* **任务目标**:
A: 根据R语言文件读取笔记,说明读取ex2.csv时为什么要加上参数check.names = F,用一到三句话作答。
B: 从R语言文件读取笔记的最后一行之后接着续写。

* **原文节选**:
•••

文件读取
1、csv打开方式:Excel、记事本、sublime(适用于大文件)、R语言读取
2、分隔符:逗号、空格、制表符(\t)
文件后缀名只有提示作用,不起决定性作用
3、read.csv()
read.table()
4、数据导出,成表格文件
读取—编辑修改—导出,不要覆盖原文件
5、数据保存格式:Rdata
特点:
①其他软件无法打开
②保存的是变量,不是表格文件。
save()保存 load()加载
save(test,file=”example.Rdata “)
文件存储方式
> #文件读写部分
> #1.读取ex1.txt
> ex1 <- read.table("ex1.txt")
> ex1 <- read.table("ex1.txt",header= T)#识别列名
>
> #2.读取ex2.csv
> ex2 <- read.csv("ex2.csv")
> ex2 <- read.csv("ex2.csv",row.names = 1,check.names = F)
> #R不能识别-,故变成.。所以需要加参数
>
> #注意:row.names的数据框不允许重复的行名
> rod = read.csv("rod.csv",row.names = 1)
Error in read.table(file = file, header = header, sep = sep, quote = quote, :
'row.names'里不能有重复的名字
> rod = read.csv("rod.csv")
>
> #3.读取soft.txt
> soft <- read.table("soft.txt")
Error in scan(file = file, what = what, sep = sep, quote = quote, dec = dec, :
line 2 did not have 5 elements
> soft <- read.table("soft.txt",header = T,fill = T)

•••

* **数据摘录**:
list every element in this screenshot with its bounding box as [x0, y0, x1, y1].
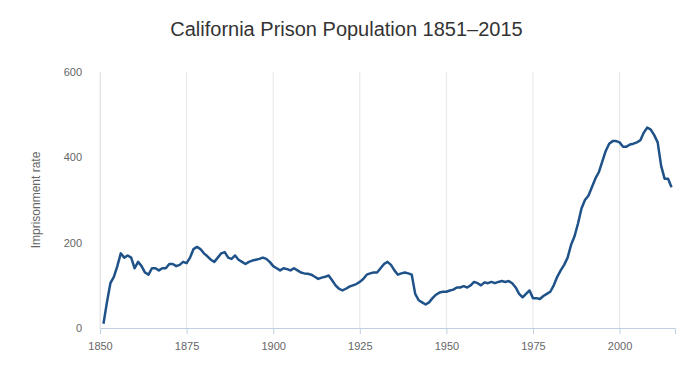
- line: [103, 127, 671, 323]
- title: California Prison Population 1851–2015: [170, 18, 522, 40]
- y-tick-label: 600: [64, 66, 82, 78]
- x-tick-mark: [533, 328, 534, 334]
- grid: [100, 72, 620, 328]
- x-tick-label: 2000: [608, 340, 632, 352]
- x-tick: 1925: [348, 328, 372, 352]
- x-tick: 1850: [88, 328, 112, 352]
- grid-line: [446, 72, 447, 328]
- x-tick-mark: [620, 328, 621, 334]
- x-tick-mark: [360, 328, 361, 334]
- plot-area: 1850 1875 1900 1925 1950 1975 2000 0 200 400 600: [64, 66, 676, 352]
- series-group: [103, 127, 671, 323]
- chart: 1850 1875 1900 1925 1950 1975 2000 0 200 400 600 Ca…: [0, 0, 693, 382]
- x-tick: 1900: [261, 328, 285, 352]
- y-tick: 0: [76, 322, 100, 334]
- y-tick-label: 400: [64, 151, 82, 163]
- y-tick: 600: [64, 66, 100, 78]
- grid-line: [273, 72, 274, 328]
- x-tick-label: 1925: [348, 340, 372, 352]
- x-tick-mark: [273, 328, 274, 334]
- y-tick-label: 200: [64, 237, 82, 249]
- x-axis: 1850 1875 1900 1925 1950 1975 2000: [88, 328, 675, 352]
- grid-line: [100, 72, 101, 328]
- y-axis-line: [100, 73, 101, 329]
- grid-line: [619, 72, 620, 328]
- y-axis-title: Imprisonment rate: [29, 151, 43, 248]
- x-tick: 2000: [608, 328, 632, 352]
- x-tick-mark: [187, 328, 188, 334]
- x-tick: 1950: [435, 328, 459, 352]
- x-tick-label: 1850: [88, 340, 112, 352]
- x-tick-mark: [446, 328, 447, 334]
- x-axis-line: [101, 329, 676, 335]
- x-tick: 1975: [521, 328, 545, 352]
- y-tick: 200: [64, 237, 100, 249]
- y-axis: 0 200 400 600: [64, 66, 101, 334]
- x-tick-label: 1900: [261, 340, 285, 352]
- x-tick-label: 1950: [435, 340, 459, 352]
- y-tick: 400: [64, 151, 100, 163]
- x-tick-mark: [100, 328, 101, 334]
- grid-line: [532, 72, 533, 328]
- grid-line: [359, 72, 360, 328]
- grid-line: [186, 72, 187, 328]
- x-tick: 1875: [175, 328, 199, 352]
- y-tick-label: 0: [76, 322, 82, 334]
- x-tick-label: 1875: [175, 340, 199, 352]
- x-tick-label: 1975: [521, 340, 545, 352]
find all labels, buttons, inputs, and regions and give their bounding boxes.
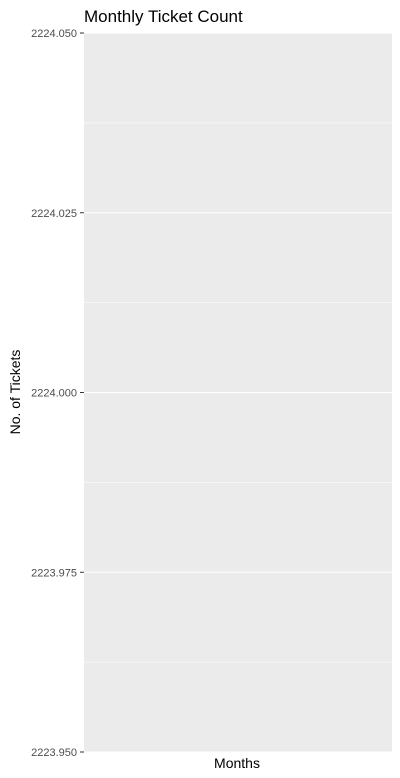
y-axis: 2223.950 2223.975 2224.000 2224.025 2224.050 <box>31 28 84 759</box>
y-tick-label: 2224.050 <box>31 28 77 40</box>
chart-title: Monthly Ticket Count <box>84 7 243 26</box>
x-axis-title: Months <box>214 755 260 771</box>
y-axis-title: No. of Tickets <box>7 350 23 435</box>
y-tick-label: 2224.000 <box>31 388 77 400</box>
minor-gridlines <box>84 122 392 663</box>
y-tick-label: 2223.950 <box>31 747 77 759</box>
y-tick-label: 2223.975 <box>31 567 77 579</box>
y-tick-label: 2224.025 <box>31 208 77 220</box>
major-gridlines <box>84 32 392 753</box>
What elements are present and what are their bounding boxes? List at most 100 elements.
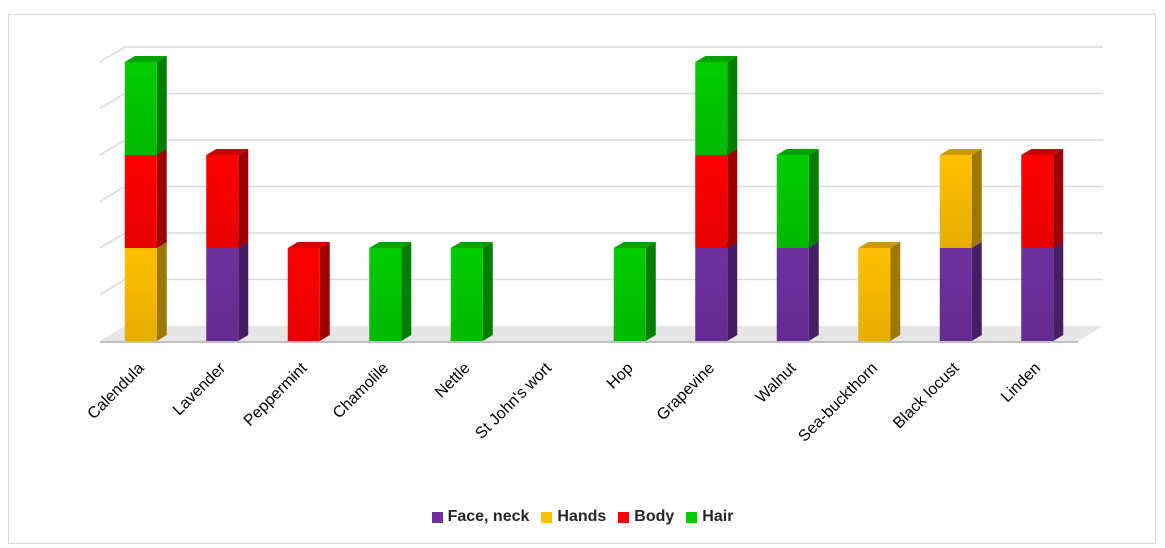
legend-item-hands: Hands (541, 508, 606, 526)
bar-top-face (369, 242, 412, 248)
bar-front-face (206, 248, 239, 341)
category-label-layer: Calendula Lavender Peppermint Chamolile Nett… (85, 359, 1044, 445)
bar-top-face (450, 242, 493, 248)
legend-item-hair: Hair (686, 508, 733, 526)
legend-label-body: Body (634, 508, 675, 525)
legend-swatch-hands (541, 511, 553, 523)
gridline (99, 92, 1103, 110)
bar-front-face (124, 62, 157, 155)
category-label: Lavender (170, 359, 230, 419)
bar-side-face (1053, 242, 1064, 341)
bar-side-face (890, 242, 901, 341)
legend-item-face-neck: Face, neck (431, 508, 530, 526)
bar-segment-lavender-body (206, 149, 249, 248)
bar-segment-calendula-hands (124, 242, 167, 341)
legend-item-body: Body (618, 508, 674, 526)
bar-side-face (238, 149, 249, 248)
bar-front-face (695, 62, 728, 155)
bar-side-face (808, 149, 819, 248)
bar-front-face (1021, 155, 1054, 248)
grid-layer (99, 46, 1103, 343)
bar-side-face (156, 149, 167, 248)
bar-segment-lavender-face-neck (206, 242, 249, 341)
legend-swatch-hair (686, 511, 698, 523)
bar-top-face (124, 56, 167, 62)
bar-segment-walnut-face-neck (776, 242, 819, 341)
bar-side-face (482, 242, 493, 341)
bar-front-face (939, 248, 972, 341)
bar-side-face (156, 56, 167, 155)
bar-top-face (287, 242, 330, 248)
bar-front-face (858, 248, 891, 341)
bar-front-face (287, 248, 320, 341)
legend-swatch-body (618, 511, 630, 523)
bar-top-face (613, 242, 656, 248)
category-label: Chamolile (330, 360, 392, 422)
category-label: Hop (604, 360, 637, 393)
bar-segment-grapevine-hair (695, 56, 738, 155)
category-label: Calendula (85, 360, 148, 423)
bar-front-face (776, 155, 809, 248)
bar-front-face (450, 248, 483, 341)
bar-front-face (206, 155, 239, 248)
bar-segment-peppermint-body (287, 242, 330, 341)
bar-top-face (206, 149, 249, 155)
bar-segment-calendula-body (124, 149, 167, 248)
legend-label-hands: Hands (557, 508, 607, 525)
bar-side-face (971, 242, 982, 341)
bar-front-face (613, 248, 646, 341)
bar-front-face (939, 155, 972, 248)
bar-side-face (401, 242, 412, 341)
bar-segment-black-locust-face-neck (939, 242, 982, 341)
bar-front-face (369, 248, 402, 341)
bar-top-face (776, 149, 819, 155)
legend: Face, neck Hands Body Hair (0, 508, 1165, 526)
bar-segment-walnut-hair (776, 149, 819, 248)
bar-side-face (319, 242, 330, 341)
bar-segment-nettle-hair (450, 242, 493, 341)
bar-segment-sea-buckthorn-hands (858, 242, 901, 341)
legend-label-face-neck: Face, neck (447, 508, 530, 525)
bar-front-face (695, 248, 728, 341)
bar-segment-linden-body (1021, 149, 1064, 248)
category-label: St John's wort (472, 359, 555, 442)
bar-side-face (971, 149, 982, 248)
bar-top-face (695, 56, 738, 62)
bar-layer (124, 56, 1064, 341)
bar-side-face (727, 56, 738, 155)
bar-side-face (1053, 149, 1064, 248)
bar-segment-linden-face-neck (1021, 242, 1064, 341)
bar-front-face (695, 155, 728, 248)
category-label: Linden (998, 360, 1044, 406)
bar-segment-hop-hair (613, 242, 656, 341)
chart-floor (100, 326, 1103, 341)
bar-top-face (939, 149, 982, 155)
bar-side-face (727, 149, 738, 248)
category-label: Peppermint (241, 359, 311, 429)
bar-segment-grapevine-face-neck (695, 242, 738, 341)
category-label: Walnut (753, 359, 800, 406)
bar-segment-calendula-hair (124, 56, 167, 155)
bar-top-face (858, 242, 901, 248)
category-label: Black locust (890, 359, 963, 432)
bar-segment-grapevine-body (695, 149, 738, 248)
bar-top-face (1021, 149, 1064, 155)
bar-side-face (727, 242, 738, 341)
bar-front-face (124, 155, 157, 248)
bar-side-face (156, 242, 167, 341)
bar-segment-black-locust-hands (939, 149, 982, 248)
gridline (99, 46, 1103, 63)
bar-front-face (776, 248, 809, 341)
category-label: Nettle (432, 360, 474, 402)
legend-label-hair: Hair (702, 508, 734, 525)
bar-side-face (645, 242, 656, 341)
bar-side-face (238, 242, 249, 341)
bar-segment-chamolile-hair (369, 242, 412, 341)
bar-side-face (808, 242, 819, 341)
category-label: Sea-buckthorn (795, 360, 881, 446)
legend-swatch-face-neck (431, 511, 443, 523)
category-label: Grapevine (654, 360, 718, 424)
bar-front-face (1021, 248, 1054, 341)
bar-front-face (124, 248, 157, 341)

•••

* **作答结果**:
A: R不能识别“-”,会把它变成“.”,因此读取ex2.csv时需要加上check.names = F这一参数。

B:
> #其实不对,sep会将看不见的符号(空格、制表符)等情况识别为分隔符
> soft2 <- read.table("soft.txt",header = T,sep = "\t")
> #需要再增加参数sep = "\t",才能避免入坑
>
> #4.soft 的行数列数是多少?列名是什么
> dim(soft)
[1] 1000 5
> colnames(soft)
[1] "ID" "SEQUENCE" "GeneName"
[4] "GB_ACC" "SPOT_ID"
>
> #5.将soft导出为csv
> write.csv(soft,file = "soft.csv")
>
> #6.将soft保存为Rdata并加载。
> save(soft,file = "soft.Rdata")
> rm(list = ls()) #soft现在在同个文件夹,所以需要清空
> load(file = "soft.Rdata")
>
练习
> 练习5-1:
错误: unexpected input在"练习5-1:"里
> # 1.读取complete_set.txt(已保存在工作目录)
> x=read.table('complete_set.txt',header = T)
> # 2.查看有多少行、多少列
> dim(x)
[1] 50 20
> # 3.查看列名
> colnames(x)
[1] "geneA" "geneB" "geneC" "geneD" "geneE" "geneF"
[7] "geneG" "geneH" "geneI" "geneJ" "geneK" "geneL"
[13] "geneM" "geneN" "geneO" "geneP" "geneQ" "geneR"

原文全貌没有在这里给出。